┌─ EXERCISE MATERIAL

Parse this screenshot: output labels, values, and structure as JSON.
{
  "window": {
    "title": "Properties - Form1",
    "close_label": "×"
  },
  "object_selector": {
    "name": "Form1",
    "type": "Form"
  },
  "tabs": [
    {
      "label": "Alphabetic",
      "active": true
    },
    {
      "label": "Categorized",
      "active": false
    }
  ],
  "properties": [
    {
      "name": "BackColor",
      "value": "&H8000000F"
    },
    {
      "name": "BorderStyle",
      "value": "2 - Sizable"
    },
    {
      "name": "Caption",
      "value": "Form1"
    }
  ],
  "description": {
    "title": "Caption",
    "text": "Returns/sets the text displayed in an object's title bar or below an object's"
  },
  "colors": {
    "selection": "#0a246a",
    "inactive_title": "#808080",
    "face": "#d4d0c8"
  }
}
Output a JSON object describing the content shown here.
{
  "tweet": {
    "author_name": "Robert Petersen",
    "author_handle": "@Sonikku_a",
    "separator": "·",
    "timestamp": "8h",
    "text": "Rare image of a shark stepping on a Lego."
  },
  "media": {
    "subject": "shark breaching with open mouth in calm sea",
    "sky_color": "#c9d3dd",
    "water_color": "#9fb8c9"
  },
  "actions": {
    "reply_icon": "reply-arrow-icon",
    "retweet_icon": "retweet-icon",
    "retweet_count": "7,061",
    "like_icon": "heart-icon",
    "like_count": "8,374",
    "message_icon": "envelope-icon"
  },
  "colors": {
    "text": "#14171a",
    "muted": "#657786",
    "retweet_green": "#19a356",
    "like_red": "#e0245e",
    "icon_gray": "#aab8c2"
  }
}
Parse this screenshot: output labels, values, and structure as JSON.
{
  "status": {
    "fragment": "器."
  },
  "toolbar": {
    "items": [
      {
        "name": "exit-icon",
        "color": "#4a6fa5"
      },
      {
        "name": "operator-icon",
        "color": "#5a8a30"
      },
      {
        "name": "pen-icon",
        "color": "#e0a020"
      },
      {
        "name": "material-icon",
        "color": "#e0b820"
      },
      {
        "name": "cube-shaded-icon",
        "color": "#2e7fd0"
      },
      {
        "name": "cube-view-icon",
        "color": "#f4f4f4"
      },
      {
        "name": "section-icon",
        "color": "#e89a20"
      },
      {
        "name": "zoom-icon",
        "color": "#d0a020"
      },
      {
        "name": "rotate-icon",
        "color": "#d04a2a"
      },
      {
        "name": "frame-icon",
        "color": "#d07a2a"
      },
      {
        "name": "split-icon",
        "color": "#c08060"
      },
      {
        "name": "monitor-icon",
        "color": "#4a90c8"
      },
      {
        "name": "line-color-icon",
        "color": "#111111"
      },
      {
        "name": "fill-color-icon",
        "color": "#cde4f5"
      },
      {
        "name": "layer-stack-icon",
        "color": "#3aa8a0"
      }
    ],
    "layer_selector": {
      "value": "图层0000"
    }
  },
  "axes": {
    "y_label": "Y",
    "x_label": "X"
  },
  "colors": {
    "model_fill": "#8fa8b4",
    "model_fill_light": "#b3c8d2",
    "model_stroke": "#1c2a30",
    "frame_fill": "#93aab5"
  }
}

└─
┌─ EXERCISE MATERIAL

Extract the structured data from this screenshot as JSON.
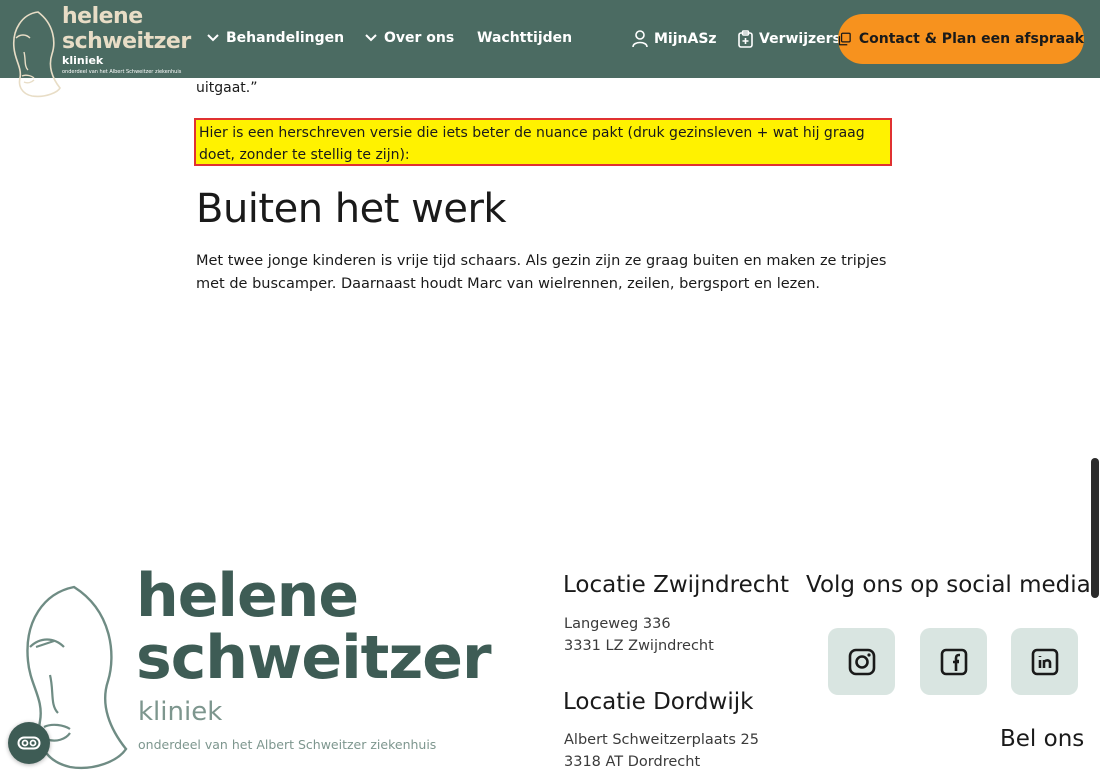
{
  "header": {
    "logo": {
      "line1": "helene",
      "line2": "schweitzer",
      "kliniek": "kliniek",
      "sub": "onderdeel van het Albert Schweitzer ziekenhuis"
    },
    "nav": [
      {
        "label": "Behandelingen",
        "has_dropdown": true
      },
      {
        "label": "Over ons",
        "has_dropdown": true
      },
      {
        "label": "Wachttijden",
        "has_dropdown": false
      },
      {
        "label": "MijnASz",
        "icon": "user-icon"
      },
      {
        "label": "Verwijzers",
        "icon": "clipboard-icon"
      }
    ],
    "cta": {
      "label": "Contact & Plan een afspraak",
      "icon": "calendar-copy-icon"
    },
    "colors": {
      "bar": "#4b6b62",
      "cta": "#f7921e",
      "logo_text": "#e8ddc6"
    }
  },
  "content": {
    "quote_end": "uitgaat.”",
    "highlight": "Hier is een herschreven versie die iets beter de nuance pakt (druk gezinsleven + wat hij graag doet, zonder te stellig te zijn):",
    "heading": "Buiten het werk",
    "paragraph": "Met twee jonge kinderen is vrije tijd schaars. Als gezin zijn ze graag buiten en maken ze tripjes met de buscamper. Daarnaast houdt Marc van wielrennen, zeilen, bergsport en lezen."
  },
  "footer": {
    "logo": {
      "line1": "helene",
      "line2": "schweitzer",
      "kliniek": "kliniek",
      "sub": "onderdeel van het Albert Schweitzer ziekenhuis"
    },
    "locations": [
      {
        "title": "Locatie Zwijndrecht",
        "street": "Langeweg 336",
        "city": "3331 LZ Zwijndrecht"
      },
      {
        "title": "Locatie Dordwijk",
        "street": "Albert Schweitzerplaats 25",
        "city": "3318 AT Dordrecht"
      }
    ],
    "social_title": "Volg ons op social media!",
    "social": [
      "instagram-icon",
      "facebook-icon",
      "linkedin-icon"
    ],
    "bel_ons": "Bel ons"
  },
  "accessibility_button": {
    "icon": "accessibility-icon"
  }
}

└─

◆ **PROBLEM REQUIREMENTS**
Copy each line that contains the word "content".

◆ **RESULT OF THE TASK**
Output a JSON object describing the content shown here.
  "content": {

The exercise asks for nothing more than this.